:: Objective ::
Copy, in full, each line of the material that holds the word "Conversation".

:: Records for this task ::
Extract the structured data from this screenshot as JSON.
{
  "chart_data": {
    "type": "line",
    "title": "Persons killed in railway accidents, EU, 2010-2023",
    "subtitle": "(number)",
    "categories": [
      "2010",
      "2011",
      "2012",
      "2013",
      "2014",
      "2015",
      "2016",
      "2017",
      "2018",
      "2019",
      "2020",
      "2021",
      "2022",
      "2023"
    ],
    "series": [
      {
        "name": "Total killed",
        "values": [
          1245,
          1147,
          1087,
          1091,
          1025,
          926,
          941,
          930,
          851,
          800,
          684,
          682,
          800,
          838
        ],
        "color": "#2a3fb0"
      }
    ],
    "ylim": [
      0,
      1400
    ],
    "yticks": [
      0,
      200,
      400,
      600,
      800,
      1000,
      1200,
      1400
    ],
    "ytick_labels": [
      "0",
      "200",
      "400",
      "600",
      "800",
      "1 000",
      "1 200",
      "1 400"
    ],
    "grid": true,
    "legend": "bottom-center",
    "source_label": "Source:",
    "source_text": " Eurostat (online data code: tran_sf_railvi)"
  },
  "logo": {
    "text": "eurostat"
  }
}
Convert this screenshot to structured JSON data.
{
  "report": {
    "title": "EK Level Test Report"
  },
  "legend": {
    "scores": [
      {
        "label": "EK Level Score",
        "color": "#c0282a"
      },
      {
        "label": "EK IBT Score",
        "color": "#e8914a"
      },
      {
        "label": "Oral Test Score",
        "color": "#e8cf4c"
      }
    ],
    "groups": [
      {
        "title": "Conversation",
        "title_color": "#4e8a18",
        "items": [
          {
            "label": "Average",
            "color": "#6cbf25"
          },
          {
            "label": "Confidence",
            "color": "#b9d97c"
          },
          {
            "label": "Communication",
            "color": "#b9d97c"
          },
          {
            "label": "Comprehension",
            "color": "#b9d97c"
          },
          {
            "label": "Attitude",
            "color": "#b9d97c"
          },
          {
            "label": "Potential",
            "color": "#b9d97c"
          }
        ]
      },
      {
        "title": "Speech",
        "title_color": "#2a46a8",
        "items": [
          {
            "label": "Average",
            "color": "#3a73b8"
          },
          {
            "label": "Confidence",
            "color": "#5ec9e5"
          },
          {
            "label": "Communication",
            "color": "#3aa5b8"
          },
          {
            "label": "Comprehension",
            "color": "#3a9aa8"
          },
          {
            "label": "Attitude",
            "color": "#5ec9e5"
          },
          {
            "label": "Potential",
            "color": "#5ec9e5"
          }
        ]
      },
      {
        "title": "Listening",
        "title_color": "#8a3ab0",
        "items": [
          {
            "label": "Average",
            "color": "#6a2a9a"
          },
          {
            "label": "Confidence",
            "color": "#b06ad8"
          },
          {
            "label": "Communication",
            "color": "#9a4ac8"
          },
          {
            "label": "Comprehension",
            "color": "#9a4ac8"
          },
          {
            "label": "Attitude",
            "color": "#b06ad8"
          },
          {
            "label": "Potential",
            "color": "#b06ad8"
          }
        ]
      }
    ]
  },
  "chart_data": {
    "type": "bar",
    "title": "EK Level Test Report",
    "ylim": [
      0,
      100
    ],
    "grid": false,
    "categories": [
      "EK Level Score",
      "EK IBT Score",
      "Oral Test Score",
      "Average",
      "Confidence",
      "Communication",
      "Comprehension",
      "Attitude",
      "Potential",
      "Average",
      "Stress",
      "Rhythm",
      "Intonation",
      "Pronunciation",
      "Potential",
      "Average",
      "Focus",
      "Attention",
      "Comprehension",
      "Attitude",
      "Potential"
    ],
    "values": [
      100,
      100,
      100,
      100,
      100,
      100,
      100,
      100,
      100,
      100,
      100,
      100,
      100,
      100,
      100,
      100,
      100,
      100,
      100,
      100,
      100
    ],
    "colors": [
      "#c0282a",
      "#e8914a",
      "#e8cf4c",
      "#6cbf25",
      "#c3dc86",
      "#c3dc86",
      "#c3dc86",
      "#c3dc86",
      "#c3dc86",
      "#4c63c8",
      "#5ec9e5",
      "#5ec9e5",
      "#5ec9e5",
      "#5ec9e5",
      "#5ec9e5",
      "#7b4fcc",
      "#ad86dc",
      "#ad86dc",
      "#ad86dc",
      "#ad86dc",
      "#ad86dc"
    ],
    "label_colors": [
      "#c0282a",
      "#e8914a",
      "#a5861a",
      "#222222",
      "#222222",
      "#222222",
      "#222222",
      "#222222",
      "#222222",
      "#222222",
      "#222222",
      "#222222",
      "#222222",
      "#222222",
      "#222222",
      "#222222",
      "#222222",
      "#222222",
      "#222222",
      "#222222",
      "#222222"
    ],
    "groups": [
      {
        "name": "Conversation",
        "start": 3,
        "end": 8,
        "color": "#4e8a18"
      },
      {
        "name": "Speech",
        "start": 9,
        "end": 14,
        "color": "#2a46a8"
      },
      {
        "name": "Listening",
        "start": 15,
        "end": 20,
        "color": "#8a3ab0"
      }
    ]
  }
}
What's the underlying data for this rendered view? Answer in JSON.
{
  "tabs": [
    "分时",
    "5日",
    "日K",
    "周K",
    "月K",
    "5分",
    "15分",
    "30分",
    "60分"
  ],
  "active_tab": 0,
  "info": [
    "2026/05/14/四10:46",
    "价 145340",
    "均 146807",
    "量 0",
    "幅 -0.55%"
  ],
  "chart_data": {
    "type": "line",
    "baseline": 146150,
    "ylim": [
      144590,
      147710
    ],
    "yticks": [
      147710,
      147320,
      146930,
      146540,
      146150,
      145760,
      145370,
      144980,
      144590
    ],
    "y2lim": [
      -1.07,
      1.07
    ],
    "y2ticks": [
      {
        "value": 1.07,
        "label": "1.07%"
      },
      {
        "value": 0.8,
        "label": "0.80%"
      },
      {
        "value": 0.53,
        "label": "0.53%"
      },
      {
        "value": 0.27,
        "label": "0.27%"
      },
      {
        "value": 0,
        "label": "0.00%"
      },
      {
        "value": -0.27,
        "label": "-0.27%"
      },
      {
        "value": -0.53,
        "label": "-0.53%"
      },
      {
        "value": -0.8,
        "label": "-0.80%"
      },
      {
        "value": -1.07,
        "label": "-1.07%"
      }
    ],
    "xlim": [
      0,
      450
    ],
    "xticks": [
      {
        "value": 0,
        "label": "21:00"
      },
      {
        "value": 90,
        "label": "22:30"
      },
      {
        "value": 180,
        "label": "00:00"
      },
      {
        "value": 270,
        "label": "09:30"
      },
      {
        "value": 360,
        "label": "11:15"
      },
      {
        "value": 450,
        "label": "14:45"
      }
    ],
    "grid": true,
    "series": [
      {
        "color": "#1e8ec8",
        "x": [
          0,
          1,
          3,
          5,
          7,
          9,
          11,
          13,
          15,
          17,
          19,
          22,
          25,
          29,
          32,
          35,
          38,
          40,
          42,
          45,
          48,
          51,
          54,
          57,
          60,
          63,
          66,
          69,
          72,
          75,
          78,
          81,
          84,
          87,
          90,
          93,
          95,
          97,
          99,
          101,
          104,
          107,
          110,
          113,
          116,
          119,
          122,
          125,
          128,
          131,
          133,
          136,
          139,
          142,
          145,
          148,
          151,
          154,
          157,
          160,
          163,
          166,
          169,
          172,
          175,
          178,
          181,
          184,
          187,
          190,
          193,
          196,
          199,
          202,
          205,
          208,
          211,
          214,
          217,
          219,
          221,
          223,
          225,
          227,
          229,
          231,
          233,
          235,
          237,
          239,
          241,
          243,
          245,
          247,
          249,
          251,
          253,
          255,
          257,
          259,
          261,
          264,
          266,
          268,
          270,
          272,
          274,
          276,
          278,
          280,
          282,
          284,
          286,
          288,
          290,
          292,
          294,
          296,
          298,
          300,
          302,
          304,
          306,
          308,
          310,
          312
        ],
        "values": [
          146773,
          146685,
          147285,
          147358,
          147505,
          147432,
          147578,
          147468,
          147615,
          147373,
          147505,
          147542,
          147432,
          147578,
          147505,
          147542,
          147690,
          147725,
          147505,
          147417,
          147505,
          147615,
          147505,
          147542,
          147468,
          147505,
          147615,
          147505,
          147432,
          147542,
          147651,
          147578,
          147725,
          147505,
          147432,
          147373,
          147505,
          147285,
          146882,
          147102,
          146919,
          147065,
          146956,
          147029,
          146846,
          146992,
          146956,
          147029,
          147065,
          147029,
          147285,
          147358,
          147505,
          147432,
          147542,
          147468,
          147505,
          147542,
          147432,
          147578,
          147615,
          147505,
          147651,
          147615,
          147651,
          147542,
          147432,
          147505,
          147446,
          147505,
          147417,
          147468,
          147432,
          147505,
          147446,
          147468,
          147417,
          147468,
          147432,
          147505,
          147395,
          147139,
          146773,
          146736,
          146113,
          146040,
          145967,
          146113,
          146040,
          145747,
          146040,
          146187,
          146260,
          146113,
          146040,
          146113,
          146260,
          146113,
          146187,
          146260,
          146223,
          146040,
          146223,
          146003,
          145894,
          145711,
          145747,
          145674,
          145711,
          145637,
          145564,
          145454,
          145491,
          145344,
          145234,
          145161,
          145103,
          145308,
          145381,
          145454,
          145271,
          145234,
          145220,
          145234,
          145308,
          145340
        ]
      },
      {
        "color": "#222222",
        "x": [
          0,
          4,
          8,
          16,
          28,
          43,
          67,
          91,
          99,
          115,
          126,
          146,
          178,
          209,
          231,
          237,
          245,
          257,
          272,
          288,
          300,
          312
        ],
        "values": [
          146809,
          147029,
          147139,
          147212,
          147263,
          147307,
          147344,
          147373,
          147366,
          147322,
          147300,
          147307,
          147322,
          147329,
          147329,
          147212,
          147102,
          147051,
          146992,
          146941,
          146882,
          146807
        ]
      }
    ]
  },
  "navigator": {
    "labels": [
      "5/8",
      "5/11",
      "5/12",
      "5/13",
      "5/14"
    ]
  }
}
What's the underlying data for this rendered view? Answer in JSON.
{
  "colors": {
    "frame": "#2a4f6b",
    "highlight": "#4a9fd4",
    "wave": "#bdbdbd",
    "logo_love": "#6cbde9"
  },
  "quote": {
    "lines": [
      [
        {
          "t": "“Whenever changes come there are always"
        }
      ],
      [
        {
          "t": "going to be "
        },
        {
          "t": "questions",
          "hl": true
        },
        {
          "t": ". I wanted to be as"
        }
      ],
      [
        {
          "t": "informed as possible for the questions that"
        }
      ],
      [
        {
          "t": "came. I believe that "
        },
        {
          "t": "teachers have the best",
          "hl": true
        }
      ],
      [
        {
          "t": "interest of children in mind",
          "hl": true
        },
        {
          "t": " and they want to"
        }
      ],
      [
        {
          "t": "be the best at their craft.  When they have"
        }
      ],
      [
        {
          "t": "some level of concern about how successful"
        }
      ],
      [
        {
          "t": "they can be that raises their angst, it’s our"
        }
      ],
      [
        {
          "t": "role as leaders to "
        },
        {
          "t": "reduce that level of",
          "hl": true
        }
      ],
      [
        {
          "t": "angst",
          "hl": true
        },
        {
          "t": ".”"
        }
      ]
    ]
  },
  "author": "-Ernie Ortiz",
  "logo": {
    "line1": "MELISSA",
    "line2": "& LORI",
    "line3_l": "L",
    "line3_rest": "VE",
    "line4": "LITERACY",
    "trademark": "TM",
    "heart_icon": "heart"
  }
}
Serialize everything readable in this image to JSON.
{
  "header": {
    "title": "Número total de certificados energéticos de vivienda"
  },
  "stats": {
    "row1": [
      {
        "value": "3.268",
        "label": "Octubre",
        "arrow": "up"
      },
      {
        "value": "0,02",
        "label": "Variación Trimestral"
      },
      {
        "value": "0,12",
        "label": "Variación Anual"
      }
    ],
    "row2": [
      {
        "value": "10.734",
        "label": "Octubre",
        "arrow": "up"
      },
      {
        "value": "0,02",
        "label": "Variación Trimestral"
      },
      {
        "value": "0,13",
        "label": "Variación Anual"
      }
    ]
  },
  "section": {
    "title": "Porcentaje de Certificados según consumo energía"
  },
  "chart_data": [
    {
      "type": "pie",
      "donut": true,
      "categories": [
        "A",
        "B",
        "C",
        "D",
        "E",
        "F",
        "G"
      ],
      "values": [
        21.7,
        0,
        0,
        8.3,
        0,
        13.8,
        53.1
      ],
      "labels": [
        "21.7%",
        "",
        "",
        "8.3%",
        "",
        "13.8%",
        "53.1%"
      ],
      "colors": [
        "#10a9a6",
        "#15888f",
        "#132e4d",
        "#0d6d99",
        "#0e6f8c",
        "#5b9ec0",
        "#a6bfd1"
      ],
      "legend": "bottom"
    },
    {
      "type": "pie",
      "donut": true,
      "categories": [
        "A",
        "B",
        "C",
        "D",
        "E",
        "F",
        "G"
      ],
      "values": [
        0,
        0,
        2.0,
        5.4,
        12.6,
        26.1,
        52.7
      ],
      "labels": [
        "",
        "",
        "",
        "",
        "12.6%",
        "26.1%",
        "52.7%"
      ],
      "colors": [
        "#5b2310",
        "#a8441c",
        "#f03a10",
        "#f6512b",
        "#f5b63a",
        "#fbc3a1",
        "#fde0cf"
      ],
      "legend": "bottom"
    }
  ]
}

:: Exercise output ::
        "title": "Conversation",
        "name": "Conversation",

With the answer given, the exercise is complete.